■ **Instructions to follow**: Below are some records; reproduce every one of them exactly.

######

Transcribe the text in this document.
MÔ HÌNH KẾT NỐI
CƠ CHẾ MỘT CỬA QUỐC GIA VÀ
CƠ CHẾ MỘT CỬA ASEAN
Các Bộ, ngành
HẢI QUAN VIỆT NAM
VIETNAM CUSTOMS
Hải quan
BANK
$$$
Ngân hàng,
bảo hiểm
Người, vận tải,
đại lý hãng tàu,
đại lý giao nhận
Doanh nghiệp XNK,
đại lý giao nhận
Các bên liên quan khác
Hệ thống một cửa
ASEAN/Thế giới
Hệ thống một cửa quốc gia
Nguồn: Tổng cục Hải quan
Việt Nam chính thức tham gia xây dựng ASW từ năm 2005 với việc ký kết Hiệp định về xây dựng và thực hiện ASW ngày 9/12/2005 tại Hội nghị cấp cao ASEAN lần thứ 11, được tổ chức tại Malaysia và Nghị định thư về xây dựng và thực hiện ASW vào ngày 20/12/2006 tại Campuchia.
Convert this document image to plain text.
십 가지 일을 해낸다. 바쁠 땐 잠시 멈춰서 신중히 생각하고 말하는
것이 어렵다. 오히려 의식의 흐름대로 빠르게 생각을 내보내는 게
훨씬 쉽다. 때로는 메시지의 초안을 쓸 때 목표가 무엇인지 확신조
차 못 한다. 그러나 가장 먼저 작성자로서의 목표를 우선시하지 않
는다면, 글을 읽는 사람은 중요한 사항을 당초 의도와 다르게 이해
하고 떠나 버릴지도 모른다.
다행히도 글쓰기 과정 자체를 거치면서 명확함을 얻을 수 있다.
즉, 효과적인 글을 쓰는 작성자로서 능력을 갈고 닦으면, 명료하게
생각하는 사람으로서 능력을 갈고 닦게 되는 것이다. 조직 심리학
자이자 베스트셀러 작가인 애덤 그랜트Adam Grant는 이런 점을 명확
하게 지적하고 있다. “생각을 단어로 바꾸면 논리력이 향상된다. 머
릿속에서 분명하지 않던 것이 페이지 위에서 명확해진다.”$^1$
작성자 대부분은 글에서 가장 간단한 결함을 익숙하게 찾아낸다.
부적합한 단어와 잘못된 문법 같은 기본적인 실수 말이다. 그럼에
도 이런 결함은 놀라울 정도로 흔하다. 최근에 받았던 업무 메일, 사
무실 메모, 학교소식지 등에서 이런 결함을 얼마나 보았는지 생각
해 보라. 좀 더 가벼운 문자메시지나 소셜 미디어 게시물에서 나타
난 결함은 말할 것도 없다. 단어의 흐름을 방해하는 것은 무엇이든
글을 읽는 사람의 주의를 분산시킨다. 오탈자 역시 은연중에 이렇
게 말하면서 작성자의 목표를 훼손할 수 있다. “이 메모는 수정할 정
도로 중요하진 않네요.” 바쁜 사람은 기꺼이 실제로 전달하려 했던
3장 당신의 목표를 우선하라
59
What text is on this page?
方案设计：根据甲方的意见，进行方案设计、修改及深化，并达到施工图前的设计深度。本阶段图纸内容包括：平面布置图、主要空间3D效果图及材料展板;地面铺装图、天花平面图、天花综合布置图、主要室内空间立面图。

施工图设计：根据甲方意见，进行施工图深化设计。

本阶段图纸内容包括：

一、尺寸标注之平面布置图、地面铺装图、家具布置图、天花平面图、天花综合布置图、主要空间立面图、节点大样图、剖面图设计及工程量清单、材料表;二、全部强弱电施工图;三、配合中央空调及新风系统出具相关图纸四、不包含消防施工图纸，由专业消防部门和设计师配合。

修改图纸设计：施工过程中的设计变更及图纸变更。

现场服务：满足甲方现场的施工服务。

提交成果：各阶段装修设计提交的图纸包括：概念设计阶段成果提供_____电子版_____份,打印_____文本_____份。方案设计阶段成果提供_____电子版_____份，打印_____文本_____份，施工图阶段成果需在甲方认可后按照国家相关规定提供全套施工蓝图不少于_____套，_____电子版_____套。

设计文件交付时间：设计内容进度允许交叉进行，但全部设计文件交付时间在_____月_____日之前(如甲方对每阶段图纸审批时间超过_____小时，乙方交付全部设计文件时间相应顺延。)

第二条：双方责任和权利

######

■ **Exercise answer**:
Transcribe the text in this document.
MÔ HÌNH KẾT NỐI
CƠ CHẾ MỘT CỬA QUỐC GIA VÀ
CƠ CHẾ MỘT CỬA ASEAN
Các Bộ, ngành
HẢI QUAN VIỆT NAM
VIETNAM CUSTOMS
Hải quan
BANK
$$$
Ngân hàng,
bảo hiểm
Người, vận tải,
đại lý hãng tàu,
đại lý giao nhận
Doanh nghiệp XNK,
đại lý giao nhận
Các bên liên quan khác
Hệ thống một cửa
ASEAN/Thế giới
Hệ thống một cửa quốc gia
Nguồn: Tổng cục Hải quan
Việt Nam chính thức tham gia xây dựng ASW từ năm 2005 với việc ký kết Hiệp định về xây dựng và thực hiện ASW ngày 9/12/2005 tại Hội nghị cấp cao ASEAN lần thứ 11, được tổ chức tại Malaysia và Nghị định thư về xây dựng và thực hiện ASW vào ngày 20/12/2006 tại Campuchia.
Convert this document image to plain text.
십 가지 일을 해낸다. 바쁠 땐 잠시 멈춰서 신중히 생각하고 말하는
것이 어렵다. 오히려 의식의 흐름대로 빠르게 생각을 내보내는 게
훨씬 쉽다. 때로는 메시지의 초안을 쓸 때 목표가 무엇인지 확신조
차 못 한다. 그러나 가장 먼저 작성자로서의 목표를 우선시하지 않
는다면, 글을 읽는 사람은 중요한 사항을 당초 의도와 다르게 이해
하고 떠나 버릴지도 모른다.
다행히도 글쓰기 과정 자체를 거치면서 명확함을 얻을 수 있다.
즉, 효과적인 글을 쓰는 작성자로서 능력을 갈고 닦으면, 명료하게
생각하는 사람으로서 능력을 갈고 닦게 되는 것이다. 조직 심리학
자이자 베스트셀러 작가인 애덤 그랜트Adam Grant는 이런 점을 명확
하게 지적하고 있다. “생각을 단어로 바꾸면 논리력이 향상된다. 머
릿속에서 분명하지 않던 것이 페이지 위에서 명확해진다.”$^1$
작성자 대부분은 글에서 가장 간단한 결함을 익숙하게 찾아낸다.
부적합한 단어와 잘못된 문법 같은 기본적인 실수 말이다. 그럼에
도 이런 결함은 놀라울 정도로 흔하다. 최근에 받았던 업무 메일, 사
무실 메모, 학교소식지 등에서 이런 결함을 얼마나 보았는지 생각
해 보라. 좀 더 가벼운 문자메시지나 소셜 미디어 게시물에서 나타
난 결함은 말할 것도 없다. 단어의 흐름을 방해하는 것은 무엇이든
글을 읽는 사람의 주의를 분산시킨다. 오탈자 역시 은연중에 이렇
게 말하면서 작성자의 목표를 훼손할 수 있다. “이 메모는 수정할 정
도로 중요하진 않네요.” 바쁜 사람은 기꺼이 실제로 전달하려 했던
3장 당신의 목표를 우선하라
59
What text is on this page?
方案设计：根据甲方的意见，进行方案设计、修改及深化，并达到施工图前的设计深度。本阶段图纸内容包括：平面布置图、主要空间3D效果图及材料展板;地面铺装图、天花平面图、天花综合布置图、主要室内空间立面图。

施工图设计：根据甲方意见，进行施工图深化设计。

本阶段图纸内容包括：

一、尺寸标注之平面布置图、地面铺装图、家具布置图、天花平面图、天花综合布置图、主要空间立面图、节点大样图、剖面图设计及工程量清单、材料表;二、全部强弱电施工图;三、配合中央空调及新风系统出具相关图纸四、不包含消防施工图纸，由专业消防部门和设计师配合。

修改图纸设计：施工过程中的设计变更及图纸变更。

现场服务：满足甲方现场的施工服务。

提交成果：各阶段装修设计提交的图纸包括：概念设计阶段成果提供_____电子版_____份,打印_____文本_____份。方案设计阶段成果提供_____电子版_____份，打印_____文本_____份，施工图阶段成果需在甲方认可后按照国家相关规定提供全套施工蓝图不少于_____套，_____电子版_____套。

设计文件交付时间：设计内容进度允许交叉进行，但全部设计文件交付时间在_____月_____日之前(如甲方对每阶段图纸审批时间超过_____小时，乙方交付全部设计文件时间相应顺延。)

第二条：双方责任和权利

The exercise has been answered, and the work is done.